** begin Data in this exercise **

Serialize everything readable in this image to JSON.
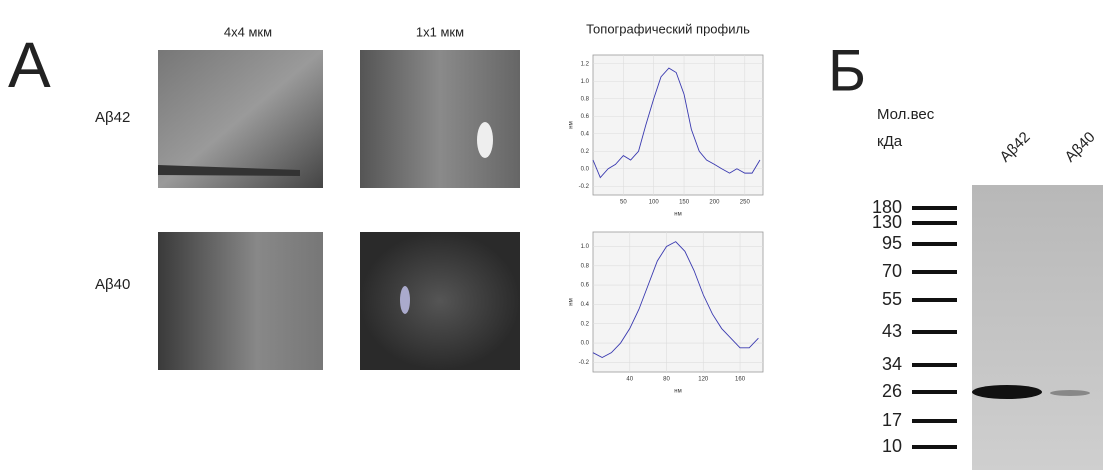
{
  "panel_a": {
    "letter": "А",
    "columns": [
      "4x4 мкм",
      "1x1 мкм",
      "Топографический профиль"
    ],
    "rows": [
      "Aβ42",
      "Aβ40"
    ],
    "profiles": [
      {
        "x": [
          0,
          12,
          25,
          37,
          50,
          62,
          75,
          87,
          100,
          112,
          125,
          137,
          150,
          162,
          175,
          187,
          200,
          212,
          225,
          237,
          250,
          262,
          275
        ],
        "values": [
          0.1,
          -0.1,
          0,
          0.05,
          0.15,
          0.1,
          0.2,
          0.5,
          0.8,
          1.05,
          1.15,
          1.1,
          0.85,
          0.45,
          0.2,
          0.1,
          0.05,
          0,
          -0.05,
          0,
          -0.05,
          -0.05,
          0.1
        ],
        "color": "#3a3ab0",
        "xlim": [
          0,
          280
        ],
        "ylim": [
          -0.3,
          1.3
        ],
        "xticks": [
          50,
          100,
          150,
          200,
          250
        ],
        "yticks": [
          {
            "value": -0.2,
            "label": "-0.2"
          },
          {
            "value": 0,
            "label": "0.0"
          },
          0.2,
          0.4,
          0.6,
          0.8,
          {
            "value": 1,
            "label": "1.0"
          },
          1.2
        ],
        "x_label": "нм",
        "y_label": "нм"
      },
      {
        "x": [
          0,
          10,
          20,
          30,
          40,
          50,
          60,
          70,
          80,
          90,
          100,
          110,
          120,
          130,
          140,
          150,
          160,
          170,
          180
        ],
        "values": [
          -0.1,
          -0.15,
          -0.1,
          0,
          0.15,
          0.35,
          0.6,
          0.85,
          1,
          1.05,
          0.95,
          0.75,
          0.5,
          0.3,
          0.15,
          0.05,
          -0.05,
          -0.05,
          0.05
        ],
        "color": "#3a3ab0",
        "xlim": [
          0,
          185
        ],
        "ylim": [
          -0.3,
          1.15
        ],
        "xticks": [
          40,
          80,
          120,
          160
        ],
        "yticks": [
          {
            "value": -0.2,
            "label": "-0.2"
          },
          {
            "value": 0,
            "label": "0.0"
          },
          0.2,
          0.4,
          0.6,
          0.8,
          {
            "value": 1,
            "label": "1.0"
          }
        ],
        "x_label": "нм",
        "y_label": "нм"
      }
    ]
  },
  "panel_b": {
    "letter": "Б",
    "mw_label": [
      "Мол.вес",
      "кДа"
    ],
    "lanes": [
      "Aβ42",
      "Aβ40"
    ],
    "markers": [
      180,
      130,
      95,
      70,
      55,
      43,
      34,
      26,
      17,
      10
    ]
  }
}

** end Data in this exercise **

▶ [The task] Print out the material word for word, omitting the pictures.

▶ [Finished answer]
Serialize everything readable in this image to JSON.
{
  "panel_a": {
    "letter": "А",
    "columns": [
      "4x4 мкм",
      "1x1 мкм",
      "Топографический профиль"
    ],
    "rows": [
      "Aβ42",
      "Aβ40"
    ],
    "profiles": [
      {
        "x": [
          0,
          12,
          25,
          37,
          50,
          62,
          75,
          87,
          100,
          112,
          125,
          137,
          150,
          162,
          175,
          187,
          200,
          212,
          225,
          237,
          250,
          262,
          275
        ],
        "values": [
          0.1,
          -0.1,
          0,
          0.05,
          0.15,
          0.1,
          0.2,
          0.5,
          0.8,
          1.05,
          1.15,
          1.1,
          0.85,
          0.45,
          0.2,
          0.1,
          0.05,
          0,
          -0.05,
          0,
          -0.05,
          -0.05,
          0.1
        ],
        "color": "#3a3ab0",
        "xlim": [
          0,
          280
        ],
        "ylim": [
          -0.3,
          1.3
        ],
        "xticks": [
          50,
          100,
          150,
          200,
          250
        ],
        "yticks": [
          {
            "value": -0.2,
            "label": "-0.2"
          },
          {
            "value": 0,
            "label": "0.0"
          },
          0.2,
          0.4,
          0.6,
          0.8,
          {
            "value": 1,
            "label": "1.0"
          },
          1.2
        ],
        "x_label": "нм",
        "y_label": "нм"
      },
      {
        "x": [
          0,
          10,
          20,
          30,
          40,
          50,
          60,
          70,
          80,
          90,
          100,
          110,
          120,
          130,
          140,
          150,
          160,
          170,
          180
        ],
        "values": [
          -0.1,
          -0.15,
          -0.1,
          0,
          0.15,
          0.35,
          0.6,
          0.85,
          1,
          1.05,
          0.95,
          0.75,
          0.5,
          0.3,
          0.15,
          0.05,
          -0.05,
          -0.05,
          0.05
        ],
        "color": "#3a3ab0",
        "xlim": [
          0,
          185
        ],
        "ylim": [
          -0.3,
          1.15
        ],
        "xticks": [
          40,
          80,
          120,
          160
        ],
        "yticks": [
          {
            "value": -0.2,
            "label": "-0.2"
          },
          {
            "value": 0,
            "label": "0.0"
          },
          0.2,
          0.4,
          0.6,
          0.8,
          {
            "value": 1,
            "label": "1.0"
          }
        ],
        "x_label": "нм",
        "y_label": "нм"
      }
    ]
  },
  "panel_b": {
    "letter": "Б",
    "mw_label": [
      "Мол.вес",
      "кДа"
    ],
    "lanes": [
      "Aβ42",
      "Aβ40"
    ],
    "markers": [
      180,
      130,
      95,
      70,
      55,
      43,
      34,
      26,
      17,
      10
    ]
  }
}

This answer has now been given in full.